— Begin —

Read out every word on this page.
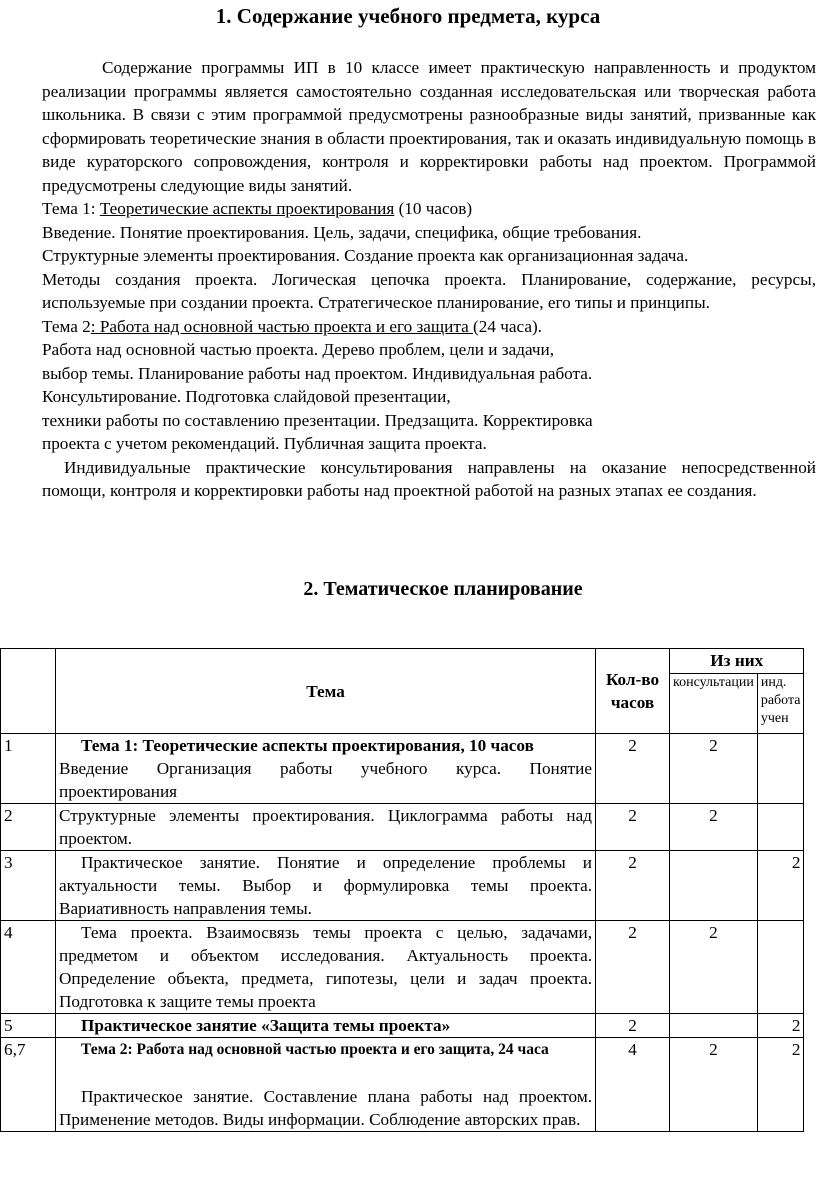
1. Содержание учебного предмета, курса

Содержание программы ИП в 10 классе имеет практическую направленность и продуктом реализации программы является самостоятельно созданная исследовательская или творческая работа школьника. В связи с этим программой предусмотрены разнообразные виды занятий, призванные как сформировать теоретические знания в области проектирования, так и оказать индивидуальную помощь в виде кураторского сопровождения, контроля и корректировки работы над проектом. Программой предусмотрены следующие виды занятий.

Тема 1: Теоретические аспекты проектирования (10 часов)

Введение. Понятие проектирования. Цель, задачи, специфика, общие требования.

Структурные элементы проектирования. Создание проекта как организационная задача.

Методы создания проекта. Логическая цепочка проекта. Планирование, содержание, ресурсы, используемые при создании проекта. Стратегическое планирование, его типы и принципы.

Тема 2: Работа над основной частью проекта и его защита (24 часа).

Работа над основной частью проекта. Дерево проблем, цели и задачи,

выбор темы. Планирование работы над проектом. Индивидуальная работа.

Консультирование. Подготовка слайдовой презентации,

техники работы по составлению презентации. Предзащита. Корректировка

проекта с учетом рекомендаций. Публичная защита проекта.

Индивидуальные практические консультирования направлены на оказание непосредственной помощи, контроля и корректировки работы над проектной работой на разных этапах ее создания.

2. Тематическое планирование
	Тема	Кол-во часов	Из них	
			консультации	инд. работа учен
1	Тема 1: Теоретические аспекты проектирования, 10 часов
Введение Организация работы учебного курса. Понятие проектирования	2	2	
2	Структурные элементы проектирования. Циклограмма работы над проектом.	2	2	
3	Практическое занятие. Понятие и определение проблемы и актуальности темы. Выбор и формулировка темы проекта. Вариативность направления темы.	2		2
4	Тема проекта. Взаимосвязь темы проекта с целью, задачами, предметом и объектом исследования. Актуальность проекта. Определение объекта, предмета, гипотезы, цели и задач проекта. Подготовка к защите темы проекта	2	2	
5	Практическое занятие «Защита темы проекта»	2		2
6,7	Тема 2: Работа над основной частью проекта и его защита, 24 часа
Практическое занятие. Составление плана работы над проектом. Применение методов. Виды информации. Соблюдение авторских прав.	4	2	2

— End —
— Begin —

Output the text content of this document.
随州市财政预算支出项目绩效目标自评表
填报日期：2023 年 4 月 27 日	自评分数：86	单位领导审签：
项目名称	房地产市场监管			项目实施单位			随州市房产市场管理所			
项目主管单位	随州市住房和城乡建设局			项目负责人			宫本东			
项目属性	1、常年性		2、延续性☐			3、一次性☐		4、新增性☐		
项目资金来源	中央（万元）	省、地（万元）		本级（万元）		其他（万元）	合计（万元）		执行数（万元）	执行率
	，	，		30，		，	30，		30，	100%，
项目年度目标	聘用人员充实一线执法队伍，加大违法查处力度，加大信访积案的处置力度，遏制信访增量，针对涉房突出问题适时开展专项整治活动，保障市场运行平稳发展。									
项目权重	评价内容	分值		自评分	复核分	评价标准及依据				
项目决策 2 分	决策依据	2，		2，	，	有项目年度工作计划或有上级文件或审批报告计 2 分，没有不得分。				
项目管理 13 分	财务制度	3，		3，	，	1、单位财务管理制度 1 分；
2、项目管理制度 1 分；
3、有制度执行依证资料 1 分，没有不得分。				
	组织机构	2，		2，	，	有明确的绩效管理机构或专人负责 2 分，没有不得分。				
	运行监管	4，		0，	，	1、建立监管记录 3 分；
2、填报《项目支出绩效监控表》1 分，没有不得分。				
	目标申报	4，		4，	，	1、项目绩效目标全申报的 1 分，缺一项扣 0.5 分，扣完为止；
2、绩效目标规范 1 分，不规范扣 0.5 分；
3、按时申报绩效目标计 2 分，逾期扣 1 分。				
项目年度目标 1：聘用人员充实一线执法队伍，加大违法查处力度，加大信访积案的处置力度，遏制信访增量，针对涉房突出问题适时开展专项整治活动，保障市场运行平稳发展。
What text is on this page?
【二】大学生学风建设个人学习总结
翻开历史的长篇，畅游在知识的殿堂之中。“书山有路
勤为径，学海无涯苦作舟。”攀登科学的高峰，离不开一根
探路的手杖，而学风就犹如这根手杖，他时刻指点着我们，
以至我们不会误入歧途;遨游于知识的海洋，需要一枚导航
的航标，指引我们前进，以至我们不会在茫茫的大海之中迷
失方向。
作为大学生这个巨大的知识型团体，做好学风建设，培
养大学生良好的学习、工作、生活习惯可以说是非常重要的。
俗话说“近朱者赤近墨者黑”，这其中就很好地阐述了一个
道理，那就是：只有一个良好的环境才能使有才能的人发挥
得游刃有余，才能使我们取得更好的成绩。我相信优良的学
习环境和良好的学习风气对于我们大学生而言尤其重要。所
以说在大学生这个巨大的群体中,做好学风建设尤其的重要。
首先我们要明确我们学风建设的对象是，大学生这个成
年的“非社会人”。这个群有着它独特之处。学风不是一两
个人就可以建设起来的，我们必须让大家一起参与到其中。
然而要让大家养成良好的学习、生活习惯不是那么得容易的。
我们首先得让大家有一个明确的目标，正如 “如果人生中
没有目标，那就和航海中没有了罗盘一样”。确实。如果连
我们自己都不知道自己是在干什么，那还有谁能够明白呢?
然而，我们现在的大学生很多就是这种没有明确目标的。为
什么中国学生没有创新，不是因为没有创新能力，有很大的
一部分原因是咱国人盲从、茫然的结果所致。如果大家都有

— End —

> [What the exercise asks] Each line containing "Подготовка" counts once; state the total number of such lines and nothing else.

> [Task output] 2